── INFORMATION GIVEN ──

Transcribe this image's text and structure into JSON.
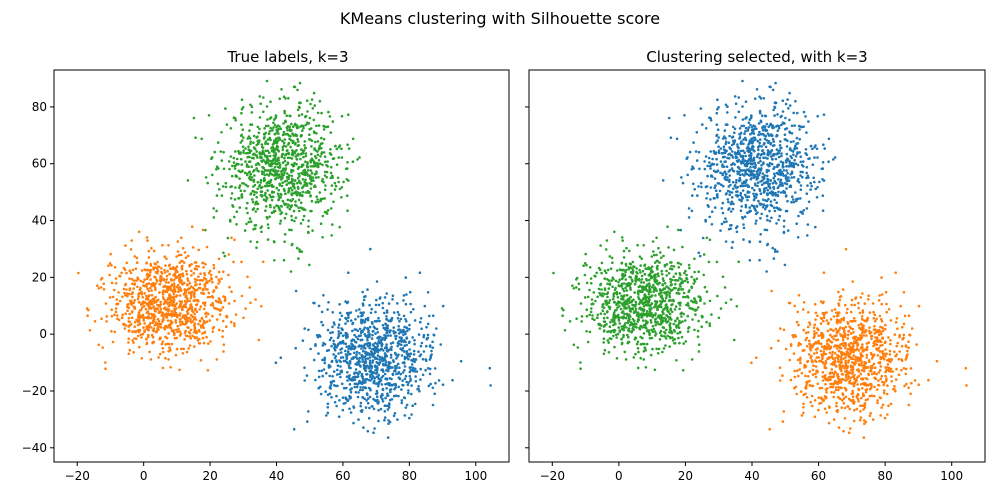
{
  "figure": {
    "suptitle": "KMeans clustering with Silhouette score"
  },
  "chart_data": [
    {
      "type": "scatter",
      "title": "True labels, k=3",
      "xlabel": "",
      "ylabel": "",
      "xlim": [
        -27,
        110
      ],
      "ylim": [
        -45,
        93
      ],
      "xticks": [
        -20,
        0,
        20,
        40,
        60,
        80,
        100
      ],
      "yticks": [
        -40,
        -20,
        0,
        20,
        40,
        60,
        80
      ],
      "grid": false,
      "series": [
        {
          "color": "#2ca02c",
          "center": [
            42,
            59
          ],
          "spread": [
            9,
            11
          ],
          "count": 1000
        },
        {
          "color": "#ff7f0e",
          "center": [
            8,
            11
          ],
          "spread": [
            9,
            9
          ],
          "count": 1000
        },
        {
          "color": "#1f77b4",
          "center": [
            69,
            -9
          ],
          "spread": [
            9,
            10
          ],
          "count": 1000
        }
      ]
    },
    {
      "type": "scatter",
      "title": "Clustering selected, with k=3",
      "xlabel": "",
      "ylabel": "",
      "xlim": [
        -27,
        110
      ],
      "ylim": [
        -45,
        93
      ],
      "xticks": [
        -20,
        0,
        20,
        40,
        60,
        80,
        100
      ],
      "yticks": [
        -40,
        -20,
        0,
        20,
        40,
        60,
        80
      ],
      "grid": false,
      "series": [
        {
          "color": "#1f77b4",
          "center": [
            42,
            59
          ],
          "spread": [
            9,
            11
          ],
          "count": 1000
        },
        {
          "color": "#2ca02c",
          "center": [
            8,
            11
          ],
          "spread": [
            9,
            9
          ],
          "count": 1000
        },
        {
          "color": "#ff7f0e",
          "center": [
            69,
            -9
          ],
          "spread": [
            9,
            10
          ],
          "count": 1000
        }
      ]
    }
  ]
}
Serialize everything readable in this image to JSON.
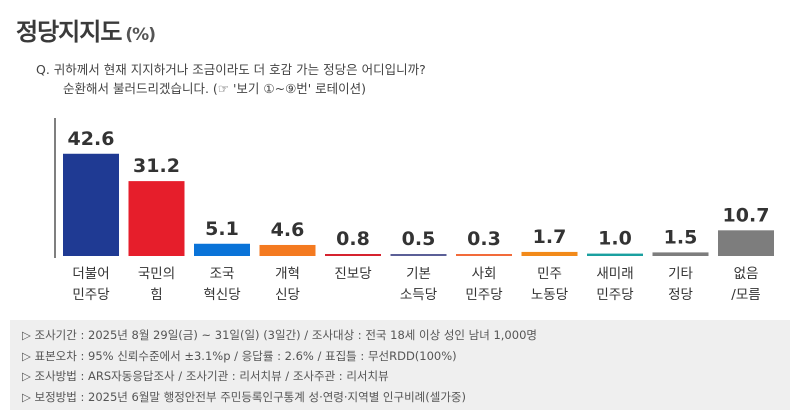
{
  "header": {
    "title": "정당지지도",
    "unit": "(%)"
  },
  "question": {
    "line1": "Q. 귀하께서 현재 지지하거나 조금이라도 더 호감 가는 정당은 어디입니까?",
    "line2": "순환해서 불러드리겠습니다. (☞ '보기 ①~⑨번' 로테이션)"
  },
  "chart_data": {
    "type": "bar",
    "categories": [
      [
        "더불어",
        "민주당"
      ],
      [
        "국민의",
        "힘"
      ],
      [
        "조국",
        "혁신당"
      ],
      [
        "개혁",
        "신당"
      ],
      [
        "진보당"
      ],
      [
        "기본",
        "소득당"
      ],
      [
        "사회",
        "민주당"
      ],
      [
        "민주",
        "노동당"
      ],
      [
        "새미래",
        "민주당"
      ],
      [
        "기타",
        "정당"
      ],
      [
        "없음",
        "/모름"
      ]
    ],
    "values": [
      42.6,
      31.2,
      5.1,
      4.6,
      0.8,
      0.5,
      0.3,
      1.7,
      1.0,
      1.5,
      10.7
    ],
    "value_labels": [
      "42.6",
      "31.2",
      "5.1",
      "4.6",
      "0.8",
      "0.5",
      "0.3",
      "1.7",
      "1.0",
      "1.5",
      "10.7"
    ],
    "colors": [
      "#1f3a93",
      "#e61e2b",
      "#0a73d8",
      "#f47a20",
      "#d6232f",
      "#5b5f97",
      "#f26b3a",
      "#f28a1a",
      "#1aa0a0",
      "#7d7d7d",
      "#7d7d7d"
    ],
    "ylim": [
      0,
      50
    ],
    "grid": false,
    "title": "",
    "xlabel": "",
    "ylabel": ""
  },
  "footer": {
    "lines": [
      "▷ 조사기간 : 2025년 8월 29일(금) ~ 31일(일) (3일간) / 조사대상 : 전국 18세 이상 성인 남녀 1,000명",
      "▷ 표본오차 : 95% 신뢰수준에서 ±3.1%p / 응답률 : 2.6% / 표집틀 : 무선RDD(100%)",
      "▷ 조사방법 : ARS자동응답조사 / 조사기관 : 리서치뷰 / 조사주관 : 리서치뷰",
      "▷ 보정방법 : 2025년 6월말 행정안전부 주민등록인구통계 성·연령·지역별 인구비례(셀가중)"
    ]
  }
}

───

BRIEF: Copy out exactly the lines between the line containing "Serialize everything readable" and the end of the entries, including both, and leave the pictures behind.

ANSWER TO THIS EXERCISE:
Serialize everything readable in this image to JSON.
{
  "header": {
    "title": "정당지지도",
    "unit": "(%)"
  },
  "question": {
    "line1": "Q. 귀하께서 현재 지지하거나 조금이라도 더 호감 가는 정당은 어디입니까?",
    "line2": "순환해서 불러드리겠습니다. (☞ '보기 ①~⑨번' 로테이션)"
  },
  "chart_data": {
    "type": "bar",
    "categories": [
      [
        "더불어",
        "민주당"
      ],
      [
        "국민의",
        "힘"
      ],
      [
        "조국",
        "혁신당"
      ],
      [
        "개혁",
        "신당"
      ],
      [
        "진보당"
      ],
      [
        "기본",
        "소득당"
      ],
      [
        "사회",
        "민주당"
      ],
      [
        "민주",
        "노동당"
      ],
      [
        "새미래",
        "민주당"
      ],
      [
        "기타",
        "정당"
      ],
      [
        "없음",
        "/모름"
      ]
    ],
    "values": [
      42.6,
      31.2,
      5.1,
      4.6,
      0.8,
      0.5,
      0.3,
      1.7,
      1.0,
      1.5,
      10.7
    ],
    "value_labels": [
      "42.6",
      "31.2",
      "5.1",
      "4.6",
      "0.8",
      "0.5",
      "0.3",
      "1.7",
      "1.0",
      "1.5",
      "10.7"
    ],
    "colors": [
      "#1f3a93",
      "#e61e2b",
      "#0a73d8",
      "#f47a20",
      "#d6232f",
      "#5b5f97",
      "#f26b3a",
      "#f28a1a",
      "#1aa0a0",
      "#7d7d7d",
      "#7d7d7d"
    ],
    "ylim": [
      0,
      50
    ],
    "grid": false,
    "title": "",
    "xlabel": "",
    "ylabel": ""
  },
  "footer": {
    "lines": [
      "▷ 조사기간 : 2025년 8월 29일(금) ~ 31일(일) (3일간) / 조사대상 : 전국 18세 이상 성인 남녀 1,000명",
      "▷ 표본오차 : 95% 신뢰수준에서 ±3.1%p / 응답률 : 2.6% / 표집틀 : 무선RDD(100%)",
      "▷ 조사방법 : ARS자동응답조사 / 조사기관 : 리서치뷰 / 조사주관 : 리서치뷰",
      "▷ 보정방법 : 2025년 6월말 행정안전부 주민등록인구통계 성·연령·지역별 인구비례(셀가중)"
    ]
  }
}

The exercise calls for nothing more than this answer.